> [Source data]:
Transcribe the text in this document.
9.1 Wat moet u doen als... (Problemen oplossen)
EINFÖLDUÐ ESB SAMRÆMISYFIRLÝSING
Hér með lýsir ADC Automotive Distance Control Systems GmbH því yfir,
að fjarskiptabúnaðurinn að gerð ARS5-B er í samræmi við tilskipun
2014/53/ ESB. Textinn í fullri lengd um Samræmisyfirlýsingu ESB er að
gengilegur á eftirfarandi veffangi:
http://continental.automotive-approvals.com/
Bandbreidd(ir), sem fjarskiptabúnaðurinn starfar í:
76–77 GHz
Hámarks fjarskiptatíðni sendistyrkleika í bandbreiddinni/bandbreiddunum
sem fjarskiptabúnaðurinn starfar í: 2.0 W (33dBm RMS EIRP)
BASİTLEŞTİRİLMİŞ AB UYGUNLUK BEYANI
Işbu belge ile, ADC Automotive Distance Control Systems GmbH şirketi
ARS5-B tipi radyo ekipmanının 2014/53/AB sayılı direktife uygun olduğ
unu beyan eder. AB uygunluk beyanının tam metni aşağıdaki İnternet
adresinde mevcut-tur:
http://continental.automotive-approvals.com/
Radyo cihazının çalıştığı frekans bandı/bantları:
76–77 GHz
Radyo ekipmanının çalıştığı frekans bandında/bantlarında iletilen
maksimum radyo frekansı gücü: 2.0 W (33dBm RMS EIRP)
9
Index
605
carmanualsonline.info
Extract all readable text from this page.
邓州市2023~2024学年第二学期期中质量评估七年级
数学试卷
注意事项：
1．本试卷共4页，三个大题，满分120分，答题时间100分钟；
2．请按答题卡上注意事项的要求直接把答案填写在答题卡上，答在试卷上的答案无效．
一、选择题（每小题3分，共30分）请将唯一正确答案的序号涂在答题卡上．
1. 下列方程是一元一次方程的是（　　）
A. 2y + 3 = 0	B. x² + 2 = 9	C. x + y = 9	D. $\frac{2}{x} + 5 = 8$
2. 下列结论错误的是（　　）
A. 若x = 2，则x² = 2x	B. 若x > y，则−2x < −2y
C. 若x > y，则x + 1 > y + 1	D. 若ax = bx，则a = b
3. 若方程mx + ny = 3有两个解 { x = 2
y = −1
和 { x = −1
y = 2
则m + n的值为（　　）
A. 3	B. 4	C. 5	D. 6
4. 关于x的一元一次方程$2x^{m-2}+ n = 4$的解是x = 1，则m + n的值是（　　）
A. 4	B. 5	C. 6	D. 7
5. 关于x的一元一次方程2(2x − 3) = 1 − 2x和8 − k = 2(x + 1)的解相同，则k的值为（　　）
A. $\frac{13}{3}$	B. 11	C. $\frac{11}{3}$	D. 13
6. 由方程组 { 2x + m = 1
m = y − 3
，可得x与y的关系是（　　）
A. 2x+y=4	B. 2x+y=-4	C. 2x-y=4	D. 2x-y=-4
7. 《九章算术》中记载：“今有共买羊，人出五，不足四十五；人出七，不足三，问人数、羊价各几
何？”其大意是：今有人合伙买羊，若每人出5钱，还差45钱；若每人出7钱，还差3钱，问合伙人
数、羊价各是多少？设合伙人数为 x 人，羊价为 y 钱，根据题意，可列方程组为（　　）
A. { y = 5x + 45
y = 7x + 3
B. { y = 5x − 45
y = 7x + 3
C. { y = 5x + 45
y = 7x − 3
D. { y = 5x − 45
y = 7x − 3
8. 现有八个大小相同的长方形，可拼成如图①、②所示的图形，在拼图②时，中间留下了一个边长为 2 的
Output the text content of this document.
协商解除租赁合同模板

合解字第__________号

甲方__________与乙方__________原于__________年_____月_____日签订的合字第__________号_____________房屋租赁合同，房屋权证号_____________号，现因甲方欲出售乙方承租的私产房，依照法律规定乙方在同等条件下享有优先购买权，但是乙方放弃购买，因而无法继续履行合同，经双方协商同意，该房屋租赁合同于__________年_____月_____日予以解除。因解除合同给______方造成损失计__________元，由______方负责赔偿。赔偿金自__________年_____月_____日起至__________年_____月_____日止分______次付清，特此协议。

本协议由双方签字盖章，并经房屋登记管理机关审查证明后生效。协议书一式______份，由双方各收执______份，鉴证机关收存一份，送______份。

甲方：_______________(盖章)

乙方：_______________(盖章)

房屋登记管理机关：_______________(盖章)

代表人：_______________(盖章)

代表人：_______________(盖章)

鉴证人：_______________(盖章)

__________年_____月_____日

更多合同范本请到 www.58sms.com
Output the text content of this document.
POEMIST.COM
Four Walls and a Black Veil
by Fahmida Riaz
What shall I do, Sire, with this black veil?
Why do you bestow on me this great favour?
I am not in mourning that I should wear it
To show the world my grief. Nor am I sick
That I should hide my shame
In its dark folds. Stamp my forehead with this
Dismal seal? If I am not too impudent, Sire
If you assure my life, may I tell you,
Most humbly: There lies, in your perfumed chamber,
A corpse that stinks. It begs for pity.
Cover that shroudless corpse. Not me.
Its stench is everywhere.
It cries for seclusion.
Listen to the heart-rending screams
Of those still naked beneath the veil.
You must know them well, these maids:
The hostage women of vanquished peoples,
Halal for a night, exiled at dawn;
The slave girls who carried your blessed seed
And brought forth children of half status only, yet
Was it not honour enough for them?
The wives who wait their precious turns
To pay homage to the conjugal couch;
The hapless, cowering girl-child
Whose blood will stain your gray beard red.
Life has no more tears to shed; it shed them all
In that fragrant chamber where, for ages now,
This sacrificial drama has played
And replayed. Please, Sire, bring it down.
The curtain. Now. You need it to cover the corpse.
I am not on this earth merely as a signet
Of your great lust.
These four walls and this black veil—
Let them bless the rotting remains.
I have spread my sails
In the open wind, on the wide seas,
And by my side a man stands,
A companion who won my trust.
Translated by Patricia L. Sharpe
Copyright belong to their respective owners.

> [Your objective]: Extract all of the data above without altering anything.

> [Output below]:
Transcribe the text in this document.
9.1 Wat moet u doen als... (Problemen oplossen)
EINFÖLDUÐ ESB SAMRÆMISYFIRLÝSING
Hér með lýsir ADC Automotive Distance Control Systems GmbH því yfir,
að fjarskiptabúnaðurinn að gerð ARS5-B er í samræmi við tilskipun
2014/53/ ESB. Textinn í fullri lengd um Samræmisyfirlýsingu ESB er að
gengilegur á eftirfarandi veffangi:
http://continental.automotive-approvals.com/
Bandbreidd(ir), sem fjarskiptabúnaðurinn starfar í:
76–77 GHz
Hámarks fjarskiptatíðni sendistyrkleika í bandbreiddinni/bandbreiddunum
sem fjarskiptabúnaðurinn starfar í: 2.0 W (33dBm RMS EIRP)
BASİTLEŞTİRİLMİŞ AB UYGUNLUK BEYANI
Işbu belge ile, ADC Automotive Distance Control Systems GmbH şirketi
ARS5-B tipi radyo ekipmanının 2014/53/AB sayılı direktife uygun olduğ
unu beyan eder. AB uygunluk beyanının tam metni aşağıdaki İnternet
adresinde mevcut-tur:
http://continental.automotive-approvals.com/
Radyo cihazının çalıştığı frekans bandı/bantları:
76–77 GHz
Radyo ekipmanının çalıştığı frekans bandında/bantlarında iletilen
maksimum radyo frekansı gücü: 2.0 W (33dBm RMS EIRP)
9
Index
605
carmanualsonline.info
Extract all readable text from this page.
邓州市2023~2024学年第二学期期中质量评估七年级
数学试卷
注意事项：
1．本试卷共4页，三个大题，满分120分，答题时间100分钟；
2．请按答题卡上注意事项的要求直接把答案填写在答题卡上，答在试卷上的答案无效．
一、选择题（每小题3分，共30分）请将唯一正确答案的序号涂在答题卡上．
1. 下列方程是一元一次方程的是（　　）
A. 2y + 3 = 0	B. x² + 2 = 9	C. x + y = 9	D. $\frac{2}{x} + 5 = 8$
2. 下列结论错误的是（　　）
A. 若x = 2，则x² = 2x	B. 若x > y，则−2x < −2y
C. 若x > y，则x + 1 > y + 1	D. 若ax = bx，则a = b
3. 若方程mx + ny = 3有两个解 { x = 2
y = −1
和 { x = −1
y = 2
则m + n的值为（　　）
A. 3	B. 4	C. 5	D. 6
4. 关于x的一元一次方程$2x^{m-2}+ n = 4$的解是x = 1，则m + n的值是（　　）
A. 4	B. 5	C. 6	D. 7
5. 关于x的一元一次方程2(2x − 3) = 1 − 2x和8 − k = 2(x + 1)的解相同，则k的值为（　　）
A. $\frac{13}{3}$	B. 11	C. $\frac{11}{3}$	D. 13
6. 由方程组 { 2x + m = 1
m = y − 3
，可得x与y的关系是（　　）
A. 2x+y=4	B. 2x+y=-4	C. 2x-y=4	D. 2x-y=-4
7. 《九章算术》中记载：“今有共买羊，人出五，不足四十五；人出七，不足三，问人数、羊价各几
何？”其大意是：今有人合伙买羊，若每人出5钱，还差45钱；若每人出7钱，还差3钱，问合伙人
数、羊价各是多少？设合伙人数为 x 人，羊价为 y 钱，根据题意，可列方程组为（　　）
A. { y = 5x + 45
y = 7x + 3
B. { y = 5x − 45
y = 7x + 3
C. { y = 5x + 45
y = 7x − 3
D. { y = 5x − 45
y = 7x − 3
8. 现有八个大小相同的长方形，可拼成如图①、②所示的图形，在拼图②时，中间留下了一个边长为 2 的
Output the text content of this document.
协商解除租赁合同模板

合解字第__________号

甲方__________与乙方__________原于__________年_____月_____日签订的合字第__________号_____________房屋租赁合同，房屋权证号_____________号，现因甲方欲出售乙方承租的私产房，依照法律规定乙方在同等条件下享有优先购买权，但是乙方放弃购买，因而无法继续履行合同，经双方协商同意，该房屋租赁合同于__________年_____月_____日予以解除。因解除合同给______方造成损失计__________元，由______方负责赔偿。赔偿金自__________年_____月_____日起至__________年_____月_____日止分______次付清，特此协议。

本协议由双方签字盖章，并经房屋登记管理机关审查证明后生效。协议书一式______份，由双方各收执______份，鉴证机关收存一份，送______份。

甲方：_______________(盖章)

乙方：_______________(盖章)

房屋登记管理机关：_______________(盖章)

代表人：_______________(盖章)

代表人：_______________(盖章)

鉴证人：_______________(盖章)

__________年_____月_____日

更多合同范本请到 www.58sms.com
Output the text content of this document.
POEMIST.COM
Four Walls and a Black Veil
by Fahmida Riaz
What shall I do, Sire, with this black veil?
Why do you bestow on me this great favour?
I am not in mourning that I should wear it
To show the world my grief. Nor am I sick
That I should hide my shame
In its dark folds. Stamp my forehead with this
Dismal seal? If I am not too impudent, Sire
If you assure my life, may I tell you,
Most humbly: There lies, in your perfumed chamber,
A corpse that stinks. It begs for pity.
Cover that shroudless corpse. Not me.
Its stench is everywhere.
It cries for seclusion.
Listen to the heart-rending screams
Of those still naked beneath the veil.
You must know them well, these maids:
The hostage women of vanquished peoples,
Halal for a night, exiled at dawn;
The slave girls who carried your blessed seed
And brought forth children of half status only, yet
Was it not honour enough for them?
The wives who wait their precious turns
To pay homage to the conjugal couch;
The hapless, cowering girl-child
Whose blood will stain your gray beard red.
Life has no more tears to shed; it shed them all
In that fragrant chamber where, for ages now,
This sacrificial drama has played
And replayed. Please, Sire, bring it down.
The curtain. Now. You need it to cover the corpse.
I am not on this earth merely as a signet
Of your great lust.
These four walls and this black veil—
Let them bless the rotting remains.
I have spread my sails
In the open wind, on the wide seas,
And by my side a man stands,
A companion who won my trust.
Translated by Patricia L. Sharpe
Copyright belong to their respective owners.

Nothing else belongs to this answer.